What is required: Go through the entries one line at a time, and gather every line that has the word "battery".

=-=-=-=-=

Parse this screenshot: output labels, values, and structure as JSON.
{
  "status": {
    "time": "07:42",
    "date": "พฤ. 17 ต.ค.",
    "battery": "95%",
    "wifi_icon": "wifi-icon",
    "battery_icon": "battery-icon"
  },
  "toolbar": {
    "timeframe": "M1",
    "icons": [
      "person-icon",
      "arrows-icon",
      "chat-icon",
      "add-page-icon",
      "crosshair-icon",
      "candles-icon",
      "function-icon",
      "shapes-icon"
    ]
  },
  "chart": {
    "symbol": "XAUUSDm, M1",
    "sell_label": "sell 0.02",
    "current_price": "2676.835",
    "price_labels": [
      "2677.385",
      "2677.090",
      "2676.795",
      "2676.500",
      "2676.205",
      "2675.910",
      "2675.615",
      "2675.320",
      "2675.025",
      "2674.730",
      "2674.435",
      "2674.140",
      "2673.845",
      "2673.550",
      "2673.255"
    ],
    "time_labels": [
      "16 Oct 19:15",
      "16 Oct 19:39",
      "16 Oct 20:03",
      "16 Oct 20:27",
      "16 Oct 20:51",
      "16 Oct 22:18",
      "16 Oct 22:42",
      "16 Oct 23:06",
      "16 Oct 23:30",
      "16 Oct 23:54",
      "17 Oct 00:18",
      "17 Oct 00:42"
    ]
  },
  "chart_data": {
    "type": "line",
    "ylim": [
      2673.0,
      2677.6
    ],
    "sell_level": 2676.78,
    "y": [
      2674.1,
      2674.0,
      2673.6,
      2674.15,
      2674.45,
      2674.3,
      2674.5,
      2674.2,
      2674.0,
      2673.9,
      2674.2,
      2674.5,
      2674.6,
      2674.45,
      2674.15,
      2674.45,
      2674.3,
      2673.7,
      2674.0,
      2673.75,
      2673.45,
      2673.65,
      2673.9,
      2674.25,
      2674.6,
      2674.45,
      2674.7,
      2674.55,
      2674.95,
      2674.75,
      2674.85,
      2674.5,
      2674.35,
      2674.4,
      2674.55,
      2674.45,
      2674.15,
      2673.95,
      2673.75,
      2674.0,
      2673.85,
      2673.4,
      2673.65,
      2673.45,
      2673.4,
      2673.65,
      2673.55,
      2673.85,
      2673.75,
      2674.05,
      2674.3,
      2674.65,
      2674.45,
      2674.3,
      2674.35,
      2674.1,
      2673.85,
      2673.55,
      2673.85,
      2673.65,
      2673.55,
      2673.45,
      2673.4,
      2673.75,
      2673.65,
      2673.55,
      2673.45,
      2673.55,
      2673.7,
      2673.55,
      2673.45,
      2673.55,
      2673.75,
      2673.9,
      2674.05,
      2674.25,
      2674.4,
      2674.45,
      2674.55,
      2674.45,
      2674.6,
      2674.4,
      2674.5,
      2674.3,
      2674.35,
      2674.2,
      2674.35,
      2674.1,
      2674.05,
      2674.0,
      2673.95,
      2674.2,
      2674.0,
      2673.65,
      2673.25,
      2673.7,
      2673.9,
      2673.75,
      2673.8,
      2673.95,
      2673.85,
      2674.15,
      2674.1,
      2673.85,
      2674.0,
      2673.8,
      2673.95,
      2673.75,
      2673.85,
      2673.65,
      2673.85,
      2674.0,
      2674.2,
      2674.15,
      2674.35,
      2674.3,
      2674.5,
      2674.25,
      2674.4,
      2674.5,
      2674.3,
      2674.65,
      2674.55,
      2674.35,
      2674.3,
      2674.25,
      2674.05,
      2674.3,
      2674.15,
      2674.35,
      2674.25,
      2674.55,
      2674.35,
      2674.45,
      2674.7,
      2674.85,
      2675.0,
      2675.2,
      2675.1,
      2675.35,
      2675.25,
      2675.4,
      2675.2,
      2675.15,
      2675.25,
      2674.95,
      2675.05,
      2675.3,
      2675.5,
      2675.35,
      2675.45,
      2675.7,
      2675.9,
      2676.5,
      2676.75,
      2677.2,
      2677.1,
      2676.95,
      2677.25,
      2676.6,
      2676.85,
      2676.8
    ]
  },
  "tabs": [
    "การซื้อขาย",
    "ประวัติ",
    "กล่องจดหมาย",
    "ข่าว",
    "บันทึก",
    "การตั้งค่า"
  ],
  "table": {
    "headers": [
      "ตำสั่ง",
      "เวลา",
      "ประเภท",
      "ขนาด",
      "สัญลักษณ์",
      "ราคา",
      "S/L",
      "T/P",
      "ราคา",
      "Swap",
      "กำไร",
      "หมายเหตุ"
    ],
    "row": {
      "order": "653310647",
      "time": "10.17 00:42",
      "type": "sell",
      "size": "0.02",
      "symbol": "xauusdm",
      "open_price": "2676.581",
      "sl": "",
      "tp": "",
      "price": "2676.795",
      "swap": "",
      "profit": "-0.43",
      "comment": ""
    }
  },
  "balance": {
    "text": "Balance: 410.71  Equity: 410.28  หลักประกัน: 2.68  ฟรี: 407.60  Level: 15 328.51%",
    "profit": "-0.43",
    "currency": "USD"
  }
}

=-=-=-=-=

Result for this exercise:
    "battery": "95%",
    "battery_icon": "battery-icon"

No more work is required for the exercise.